§ GIVEN TASK: Repeat the full listing, word for word.

§ LISTING:

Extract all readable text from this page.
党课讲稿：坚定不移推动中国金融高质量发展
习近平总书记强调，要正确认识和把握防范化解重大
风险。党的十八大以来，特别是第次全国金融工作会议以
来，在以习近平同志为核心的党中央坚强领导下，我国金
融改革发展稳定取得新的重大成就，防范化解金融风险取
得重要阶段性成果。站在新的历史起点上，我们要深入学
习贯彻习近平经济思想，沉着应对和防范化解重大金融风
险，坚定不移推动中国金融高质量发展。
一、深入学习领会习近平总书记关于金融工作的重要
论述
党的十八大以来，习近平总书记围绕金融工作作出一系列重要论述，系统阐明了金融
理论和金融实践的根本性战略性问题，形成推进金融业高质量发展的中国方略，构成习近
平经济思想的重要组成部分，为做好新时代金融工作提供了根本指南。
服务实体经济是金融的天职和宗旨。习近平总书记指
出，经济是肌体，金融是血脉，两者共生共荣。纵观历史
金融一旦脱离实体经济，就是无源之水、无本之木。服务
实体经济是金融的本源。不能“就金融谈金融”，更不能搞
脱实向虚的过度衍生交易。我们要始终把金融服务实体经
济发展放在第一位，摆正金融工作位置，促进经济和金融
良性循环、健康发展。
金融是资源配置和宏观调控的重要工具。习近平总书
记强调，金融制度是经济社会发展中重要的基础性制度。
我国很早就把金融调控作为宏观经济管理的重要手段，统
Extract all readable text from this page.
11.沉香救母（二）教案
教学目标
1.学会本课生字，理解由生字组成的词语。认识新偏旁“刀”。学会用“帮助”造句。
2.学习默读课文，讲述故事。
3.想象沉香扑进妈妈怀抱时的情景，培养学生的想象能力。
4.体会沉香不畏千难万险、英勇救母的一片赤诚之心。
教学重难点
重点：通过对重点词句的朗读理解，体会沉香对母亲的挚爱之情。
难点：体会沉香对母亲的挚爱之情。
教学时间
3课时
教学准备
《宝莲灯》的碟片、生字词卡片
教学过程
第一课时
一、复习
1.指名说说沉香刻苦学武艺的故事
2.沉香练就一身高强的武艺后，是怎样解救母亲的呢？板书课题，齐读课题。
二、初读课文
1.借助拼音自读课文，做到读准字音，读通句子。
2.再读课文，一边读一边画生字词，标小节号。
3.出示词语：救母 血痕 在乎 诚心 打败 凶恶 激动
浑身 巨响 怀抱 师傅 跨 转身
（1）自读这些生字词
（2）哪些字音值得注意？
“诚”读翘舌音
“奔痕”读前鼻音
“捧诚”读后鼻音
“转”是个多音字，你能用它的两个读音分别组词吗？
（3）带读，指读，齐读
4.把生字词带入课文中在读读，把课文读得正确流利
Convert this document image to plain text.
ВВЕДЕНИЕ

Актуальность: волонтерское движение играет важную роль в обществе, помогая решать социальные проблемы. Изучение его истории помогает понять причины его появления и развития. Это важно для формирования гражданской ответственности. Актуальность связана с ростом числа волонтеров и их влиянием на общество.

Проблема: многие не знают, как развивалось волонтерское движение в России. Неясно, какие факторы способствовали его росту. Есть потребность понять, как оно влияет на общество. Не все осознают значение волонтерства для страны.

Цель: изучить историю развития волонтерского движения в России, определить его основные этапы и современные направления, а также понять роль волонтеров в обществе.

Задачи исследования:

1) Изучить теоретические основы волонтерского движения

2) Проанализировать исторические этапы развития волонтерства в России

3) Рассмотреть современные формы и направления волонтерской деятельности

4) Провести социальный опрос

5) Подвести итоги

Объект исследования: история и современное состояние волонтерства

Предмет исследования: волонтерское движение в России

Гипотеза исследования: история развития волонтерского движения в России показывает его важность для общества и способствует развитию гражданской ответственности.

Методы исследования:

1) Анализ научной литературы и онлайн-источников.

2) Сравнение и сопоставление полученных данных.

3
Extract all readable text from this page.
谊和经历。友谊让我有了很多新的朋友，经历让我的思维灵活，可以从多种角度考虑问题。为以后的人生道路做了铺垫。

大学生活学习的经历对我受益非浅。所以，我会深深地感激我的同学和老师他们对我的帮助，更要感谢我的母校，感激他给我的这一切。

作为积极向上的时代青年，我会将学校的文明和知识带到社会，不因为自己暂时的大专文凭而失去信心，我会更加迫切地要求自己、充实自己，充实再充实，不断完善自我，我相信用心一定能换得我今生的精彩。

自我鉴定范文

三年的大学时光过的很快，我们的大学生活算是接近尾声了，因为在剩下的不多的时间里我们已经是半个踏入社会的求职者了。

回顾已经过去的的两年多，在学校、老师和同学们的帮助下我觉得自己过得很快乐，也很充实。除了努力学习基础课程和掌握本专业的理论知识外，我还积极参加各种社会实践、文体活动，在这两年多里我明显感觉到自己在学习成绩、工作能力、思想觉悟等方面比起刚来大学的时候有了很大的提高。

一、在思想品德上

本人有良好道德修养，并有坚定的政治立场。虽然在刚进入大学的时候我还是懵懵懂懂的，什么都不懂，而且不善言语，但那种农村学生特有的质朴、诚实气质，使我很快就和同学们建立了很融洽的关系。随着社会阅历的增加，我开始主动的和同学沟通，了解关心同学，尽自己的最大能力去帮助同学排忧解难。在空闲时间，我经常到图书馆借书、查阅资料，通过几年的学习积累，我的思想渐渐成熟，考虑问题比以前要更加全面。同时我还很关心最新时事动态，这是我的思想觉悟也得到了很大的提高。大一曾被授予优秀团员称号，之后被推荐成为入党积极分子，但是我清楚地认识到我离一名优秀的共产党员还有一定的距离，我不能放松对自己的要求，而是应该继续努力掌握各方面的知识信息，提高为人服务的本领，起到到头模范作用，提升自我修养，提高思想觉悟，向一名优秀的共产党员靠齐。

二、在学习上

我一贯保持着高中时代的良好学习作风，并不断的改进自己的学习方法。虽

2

§ TASK OUTPUT:
Extract all readable text from this page.
党课讲稿：坚定不移推动中国金融高质量发展
习近平总书记强调，要正确认识和把握防范化解重大
风险。党的十八大以来，特别是第次全国金融工作会议以
来，在以习近平同志为核心的党中央坚强领导下，我国金
融改革发展稳定取得新的重大成就，防范化解金融风险取
得重要阶段性成果。站在新的历史起点上，我们要深入学
习贯彻习近平经济思想，沉着应对和防范化解重大金融风
险，坚定不移推动中国金融高质量发展。
一、深入学习领会习近平总书记关于金融工作的重要
论述
党的十八大以来，习近平总书记围绕金融工作作出一系列重要论述，系统阐明了金融
理论和金融实践的根本性战略性问题，形成推进金融业高质量发展的中国方略，构成习近
平经济思想的重要组成部分，为做好新时代金融工作提供了根本指南。
服务实体经济是金融的天职和宗旨。习近平总书记指
出，经济是肌体，金融是血脉，两者共生共荣。纵观历史
金融一旦脱离实体经济，就是无源之水、无本之木。服务
实体经济是金融的本源。不能“就金融谈金融”，更不能搞
脱实向虚的过度衍生交易。我们要始终把金融服务实体经
济发展放在第一位，摆正金融工作位置，促进经济和金融
良性循环、健康发展。
金融是资源配置和宏观调控的重要工具。习近平总书
记强调，金融制度是经济社会发展中重要的基础性制度。
我国很早就把金融调控作为宏观经济管理的重要手段，统
Extract all readable text from this page.
11.沉香救母（二）教案
教学目标
1.学会本课生字，理解由生字组成的词语。认识新偏旁“刀”。学会用“帮助”造句。
2.学习默读课文，讲述故事。
3.想象沉香扑进妈妈怀抱时的情景，培养学生的想象能力。
4.体会沉香不畏千难万险、英勇救母的一片赤诚之心。
教学重难点
重点：通过对重点词句的朗读理解，体会沉香对母亲的挚爱之情。
难点：体会沉香对母亲的挚爱之情。
教学时间
3课时
教学准备
《宝莲灯》的碟片、生字词卡片
教学过程
第一课时
一、复习
1.指名说说沉香刻苦学武艺的故事
2.沉香练就一身高强的武艺后，是怎样解救母亲的呢？板书课题，齐读课题。
二、初读课文
1.借助拼音自读课文，做到读准字音，读通句子。
2.再读课文，一边读一边画生字词，标小节号。
3.出示词语：救母 血痕 在乎 诚心 打败 凶恶 激动
浑身 巨响 怀抱 师傅 跨 转身
（1）自读这些生字词
（2）哪些字音值得注意？
“诚”读翘舌音
“奔痕”读前鼻音
“捧诚”读后鼻音
“转”是个多音字，你能用它的两个读音分别组词吗？
（3）带读，指读，齐读
4.把生字词带入课文中在读读，把课文读得正确流利
Convert this document image to plain text.
ВВЕДЕНИЕ

Актуальность: волонтерское движение играет важную роль в обществе, помогая решать социальные проблемы. Изучение его истории помогает понять причины его появления и развития. Это важно для формирования гражданской ответственности. Актуальность связана с ростом числа волонтеров и их влиянием на общество.

Проблема: многие не знают, как развивалось волонтерское движение в России. Неясно, какие факторы способствовали его росту. Есть потребность понять, как оно влияет на общество. Не все осознают значение волонтерства для страны.

Цель: изучить историю развития волонтерского движения в России, определить его основные этапы и современные направления, а также понять роль волонтеров в обществе.

Задачи исследования:

1) Изучить теоретические основы волонтерского движения

2) Проанализировать исторические этапы развития волонтерства в России

3) Рассмотреть современные формы и направления волонтерской деятельности

4) Провести социальный опрос

5) Подвести итоги

Объект исследования: история и современное состояние волонтерства

Предмет исследования: волонтерское движение в России

Гипотеза исследования: история развития волонтерского движения в России показывает его важность для общества и способствует развитию гражданской ответственности.

Методы исследования:

1) Анализ научной литературы и онлайн-источников.

2) Сравнение и сопоставление полученных данных.

3
Extract all readable text from this page.
谊和经历。友谊让我有了很多新的朋友，经历让我的思维灵活，可以从多种角度考虑问题。为以后的人生道路做了铺垫。

大学生活学习的经历对我受益非浅。所以，我会深深地感激我的同学和老师他们对我的帮助，更要感谢我的母校，感激他给我的这一切。

作为积极向上的时代青年，我会将学校的文明和知识带到社会，不因为自己暂时的大专文凭而失去信心，我会更加迫切地要求自己、充实自己，充实再充实，不断完善自我，我相信用心一定能换得我今生的精彩。

自我鉴定范文

三年的大学时光过的很快，我们的大学生活算是接近尾声了，因为在剩下的不多的时间里我们已经是半个踏入社会的求职者了。

回顾已经过去的的两年多，在学校、老师和同学们的帮助下我觉得自己过得很快乐，也很充实。除了努力学习基础课程和掌握本专业的理论知识外，我还积极参加各种社会实践、文体活动，在这两年多里我明显感觉到自己在学习成绩、工作能力、思想觉悟等方面比起刚来大学的时候有了很大的提高。

一、在思想品德上

本人有良好道德修养，并有坚定的政治立场。虽然在刚进入大学的时候我还是懵懵懂懂的，什么都不懂，而且不善言语，但那种农村学生特有的质朴、诚实气质，使我很快就和同学们建立了很融洽的关系。随着社会阅历的增加，我开始主动的和同学沟通，了解关心同学，尽自己的最大能力去帮助同学排忧解难。在空闲时间，我经常到图书馆借书、查阅资料，通过几年的学习积累，我的思想渐渐成熟，考虑问题比以前要更加全面。同时我还很关心最新时事动态，这是我的思想觉悟也得到了很大的提高。大一曾被授予优秀团员称号，之后被推荐成为入党积极分子，但是我清楚地认识到我离一名优秀的共产党员还有一定的距离，我不能放松对自己的要求，而是应该继续努力掌握各方面的知识信息，提高为人服务的本领，起到到头模范作用，提升自我修养，提高思想觉悟，向一名优秀的共产党员靠齐。

二、在学习上

我一贯保持着高中时代的良好学习作风，并不断的改进自己的学习方法。虽

2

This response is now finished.